-- start DATA LISTING --
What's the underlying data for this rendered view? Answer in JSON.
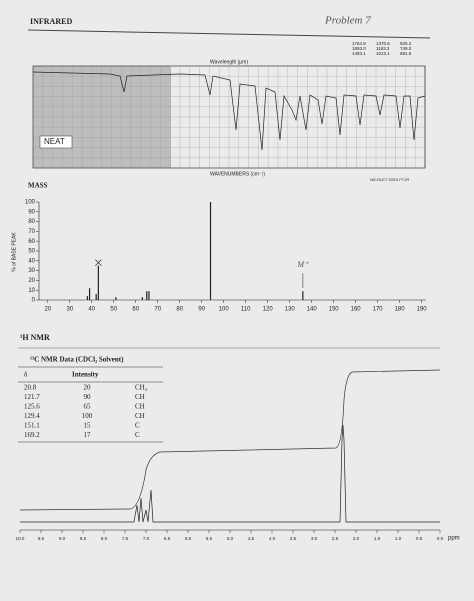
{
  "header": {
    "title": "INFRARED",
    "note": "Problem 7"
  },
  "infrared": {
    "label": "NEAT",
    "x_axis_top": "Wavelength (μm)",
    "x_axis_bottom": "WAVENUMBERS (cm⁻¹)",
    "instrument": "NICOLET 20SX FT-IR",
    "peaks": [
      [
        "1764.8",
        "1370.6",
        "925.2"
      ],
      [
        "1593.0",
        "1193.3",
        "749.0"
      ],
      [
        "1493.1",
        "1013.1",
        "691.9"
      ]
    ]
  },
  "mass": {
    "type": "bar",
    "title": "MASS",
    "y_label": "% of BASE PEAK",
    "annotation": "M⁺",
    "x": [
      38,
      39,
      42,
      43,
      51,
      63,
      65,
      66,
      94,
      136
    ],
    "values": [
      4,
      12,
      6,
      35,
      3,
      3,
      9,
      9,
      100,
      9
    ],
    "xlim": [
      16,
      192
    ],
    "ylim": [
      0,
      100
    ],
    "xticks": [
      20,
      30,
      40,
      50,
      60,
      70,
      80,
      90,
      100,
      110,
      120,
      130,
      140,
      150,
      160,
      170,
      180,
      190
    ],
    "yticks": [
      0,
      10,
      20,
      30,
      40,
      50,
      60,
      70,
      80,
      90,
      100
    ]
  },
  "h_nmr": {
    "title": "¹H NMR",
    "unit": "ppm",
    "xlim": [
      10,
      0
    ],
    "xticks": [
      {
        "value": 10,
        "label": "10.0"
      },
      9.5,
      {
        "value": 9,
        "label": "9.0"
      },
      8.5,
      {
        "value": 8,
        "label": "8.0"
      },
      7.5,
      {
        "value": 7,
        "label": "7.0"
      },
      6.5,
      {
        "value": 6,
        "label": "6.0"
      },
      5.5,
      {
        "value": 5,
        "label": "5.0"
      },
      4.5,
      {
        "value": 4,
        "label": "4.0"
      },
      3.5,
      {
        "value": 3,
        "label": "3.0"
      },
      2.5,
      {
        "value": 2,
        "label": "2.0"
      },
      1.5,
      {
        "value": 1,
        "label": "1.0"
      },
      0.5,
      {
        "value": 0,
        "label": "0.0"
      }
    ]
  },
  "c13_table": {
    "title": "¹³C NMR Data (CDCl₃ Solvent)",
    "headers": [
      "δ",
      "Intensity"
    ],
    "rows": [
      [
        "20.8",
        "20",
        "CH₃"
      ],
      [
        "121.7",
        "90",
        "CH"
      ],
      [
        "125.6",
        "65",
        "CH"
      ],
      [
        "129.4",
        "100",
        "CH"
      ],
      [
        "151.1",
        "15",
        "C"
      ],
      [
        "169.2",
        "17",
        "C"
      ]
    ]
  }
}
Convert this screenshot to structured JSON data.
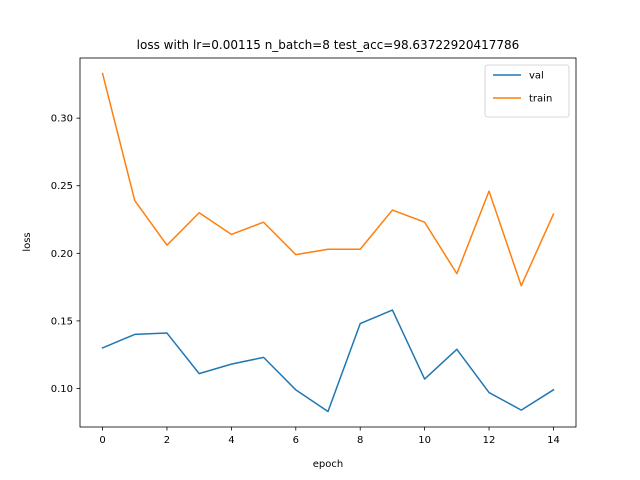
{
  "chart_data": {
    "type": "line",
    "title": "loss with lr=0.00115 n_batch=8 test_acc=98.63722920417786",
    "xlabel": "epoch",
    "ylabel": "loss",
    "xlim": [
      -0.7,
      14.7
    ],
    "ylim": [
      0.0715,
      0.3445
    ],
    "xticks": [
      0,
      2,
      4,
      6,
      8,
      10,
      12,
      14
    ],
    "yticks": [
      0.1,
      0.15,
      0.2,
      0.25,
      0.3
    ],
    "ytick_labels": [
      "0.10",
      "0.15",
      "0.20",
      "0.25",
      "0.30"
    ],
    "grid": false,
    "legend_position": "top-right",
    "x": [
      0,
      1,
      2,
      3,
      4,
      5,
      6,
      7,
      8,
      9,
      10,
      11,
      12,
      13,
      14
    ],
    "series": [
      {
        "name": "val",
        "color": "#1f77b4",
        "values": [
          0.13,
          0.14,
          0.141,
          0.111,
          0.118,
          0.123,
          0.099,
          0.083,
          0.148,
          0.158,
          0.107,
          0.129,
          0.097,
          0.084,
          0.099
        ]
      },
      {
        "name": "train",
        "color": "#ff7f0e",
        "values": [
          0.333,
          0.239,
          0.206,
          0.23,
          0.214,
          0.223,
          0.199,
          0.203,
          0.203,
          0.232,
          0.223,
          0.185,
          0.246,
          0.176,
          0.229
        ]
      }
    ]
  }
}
-- end DATA LISTING --
-- start DATA LISTING --
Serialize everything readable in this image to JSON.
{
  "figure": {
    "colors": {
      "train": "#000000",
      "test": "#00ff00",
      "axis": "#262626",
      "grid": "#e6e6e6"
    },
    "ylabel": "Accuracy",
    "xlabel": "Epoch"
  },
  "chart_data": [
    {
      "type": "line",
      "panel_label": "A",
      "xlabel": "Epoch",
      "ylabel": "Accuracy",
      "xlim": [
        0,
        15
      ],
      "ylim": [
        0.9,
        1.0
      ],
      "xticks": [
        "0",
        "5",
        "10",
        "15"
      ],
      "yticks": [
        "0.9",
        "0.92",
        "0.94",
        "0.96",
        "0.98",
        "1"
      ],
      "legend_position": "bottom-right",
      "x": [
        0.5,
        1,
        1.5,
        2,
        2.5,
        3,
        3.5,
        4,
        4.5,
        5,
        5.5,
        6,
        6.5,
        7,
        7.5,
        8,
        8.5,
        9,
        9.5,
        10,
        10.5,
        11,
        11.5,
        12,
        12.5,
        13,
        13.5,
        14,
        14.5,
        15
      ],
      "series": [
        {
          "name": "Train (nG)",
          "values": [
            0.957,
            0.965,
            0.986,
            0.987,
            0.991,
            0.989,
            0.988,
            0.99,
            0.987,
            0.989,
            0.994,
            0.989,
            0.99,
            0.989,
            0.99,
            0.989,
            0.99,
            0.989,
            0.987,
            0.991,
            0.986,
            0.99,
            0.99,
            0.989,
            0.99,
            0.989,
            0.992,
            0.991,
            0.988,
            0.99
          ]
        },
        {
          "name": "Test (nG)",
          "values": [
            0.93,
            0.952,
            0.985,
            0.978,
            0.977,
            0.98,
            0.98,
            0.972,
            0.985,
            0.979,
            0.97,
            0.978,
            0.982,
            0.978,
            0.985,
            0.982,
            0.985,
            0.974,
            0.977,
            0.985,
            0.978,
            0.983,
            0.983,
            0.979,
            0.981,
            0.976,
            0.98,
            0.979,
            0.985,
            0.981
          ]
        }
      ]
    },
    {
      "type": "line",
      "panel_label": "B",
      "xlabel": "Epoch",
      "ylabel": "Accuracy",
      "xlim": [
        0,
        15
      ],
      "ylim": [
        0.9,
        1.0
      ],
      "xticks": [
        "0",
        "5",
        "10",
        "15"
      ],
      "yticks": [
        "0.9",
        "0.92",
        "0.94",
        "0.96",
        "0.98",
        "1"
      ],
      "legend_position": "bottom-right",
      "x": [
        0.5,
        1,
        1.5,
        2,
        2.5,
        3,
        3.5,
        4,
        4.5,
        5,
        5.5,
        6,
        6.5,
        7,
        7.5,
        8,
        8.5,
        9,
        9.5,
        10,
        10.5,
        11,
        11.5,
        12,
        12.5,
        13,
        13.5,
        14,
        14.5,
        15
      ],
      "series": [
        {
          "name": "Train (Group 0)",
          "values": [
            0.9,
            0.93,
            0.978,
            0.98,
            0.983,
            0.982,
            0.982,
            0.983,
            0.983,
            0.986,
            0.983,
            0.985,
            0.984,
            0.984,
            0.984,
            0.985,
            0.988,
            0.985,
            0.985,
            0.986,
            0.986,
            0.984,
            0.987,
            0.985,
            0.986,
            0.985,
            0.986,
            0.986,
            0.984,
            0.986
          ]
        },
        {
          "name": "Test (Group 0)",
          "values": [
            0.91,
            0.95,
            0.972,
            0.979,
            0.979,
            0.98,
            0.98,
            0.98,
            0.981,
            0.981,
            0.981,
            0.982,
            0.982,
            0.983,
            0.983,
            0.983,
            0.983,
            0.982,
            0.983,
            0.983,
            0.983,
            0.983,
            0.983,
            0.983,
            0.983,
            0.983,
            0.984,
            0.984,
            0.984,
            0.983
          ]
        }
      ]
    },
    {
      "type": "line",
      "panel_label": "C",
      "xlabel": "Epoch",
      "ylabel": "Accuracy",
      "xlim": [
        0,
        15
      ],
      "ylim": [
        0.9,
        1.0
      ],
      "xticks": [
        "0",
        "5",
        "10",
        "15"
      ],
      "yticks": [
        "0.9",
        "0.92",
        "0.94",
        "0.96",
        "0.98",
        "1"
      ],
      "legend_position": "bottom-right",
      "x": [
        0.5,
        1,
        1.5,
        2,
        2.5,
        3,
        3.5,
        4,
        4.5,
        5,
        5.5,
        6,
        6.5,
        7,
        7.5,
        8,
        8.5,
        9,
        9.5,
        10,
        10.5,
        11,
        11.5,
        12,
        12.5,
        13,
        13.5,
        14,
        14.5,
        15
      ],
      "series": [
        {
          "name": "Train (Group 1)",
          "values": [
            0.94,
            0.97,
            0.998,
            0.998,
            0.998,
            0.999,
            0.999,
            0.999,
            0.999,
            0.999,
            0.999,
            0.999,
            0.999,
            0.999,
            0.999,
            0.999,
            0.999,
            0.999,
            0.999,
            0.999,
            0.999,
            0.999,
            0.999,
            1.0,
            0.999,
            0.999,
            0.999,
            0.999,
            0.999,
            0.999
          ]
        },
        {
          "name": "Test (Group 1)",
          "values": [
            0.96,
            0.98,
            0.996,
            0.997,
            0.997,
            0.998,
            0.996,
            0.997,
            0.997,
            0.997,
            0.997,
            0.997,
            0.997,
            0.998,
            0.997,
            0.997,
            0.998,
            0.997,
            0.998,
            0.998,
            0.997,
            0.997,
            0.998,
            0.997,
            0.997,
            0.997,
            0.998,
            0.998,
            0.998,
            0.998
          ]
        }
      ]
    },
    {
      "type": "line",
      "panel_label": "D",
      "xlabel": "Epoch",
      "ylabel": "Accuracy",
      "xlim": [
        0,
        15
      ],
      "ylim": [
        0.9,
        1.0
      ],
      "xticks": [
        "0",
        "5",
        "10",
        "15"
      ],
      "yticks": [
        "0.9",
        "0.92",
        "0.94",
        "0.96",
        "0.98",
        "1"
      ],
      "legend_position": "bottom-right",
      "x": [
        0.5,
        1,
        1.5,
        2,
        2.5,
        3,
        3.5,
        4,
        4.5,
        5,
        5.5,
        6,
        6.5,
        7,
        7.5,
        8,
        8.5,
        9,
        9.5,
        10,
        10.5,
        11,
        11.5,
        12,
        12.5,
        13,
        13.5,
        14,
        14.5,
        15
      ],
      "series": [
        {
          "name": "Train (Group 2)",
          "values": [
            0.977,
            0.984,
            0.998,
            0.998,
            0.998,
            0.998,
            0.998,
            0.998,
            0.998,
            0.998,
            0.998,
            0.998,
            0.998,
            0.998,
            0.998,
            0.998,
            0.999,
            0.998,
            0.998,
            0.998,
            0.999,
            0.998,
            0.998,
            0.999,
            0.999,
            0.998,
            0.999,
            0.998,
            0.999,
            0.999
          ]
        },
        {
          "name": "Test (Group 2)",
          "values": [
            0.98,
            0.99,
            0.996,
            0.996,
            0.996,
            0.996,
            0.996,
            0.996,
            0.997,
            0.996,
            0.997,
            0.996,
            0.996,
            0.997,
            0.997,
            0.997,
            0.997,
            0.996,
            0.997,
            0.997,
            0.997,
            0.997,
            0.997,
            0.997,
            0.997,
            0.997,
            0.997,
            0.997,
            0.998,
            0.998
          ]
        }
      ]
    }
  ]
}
-- end DATA LISTING --
**DO THIS**
Return only the number of lines in the preceding records that contain the string "Group".

**RIGHT ANSWER**
6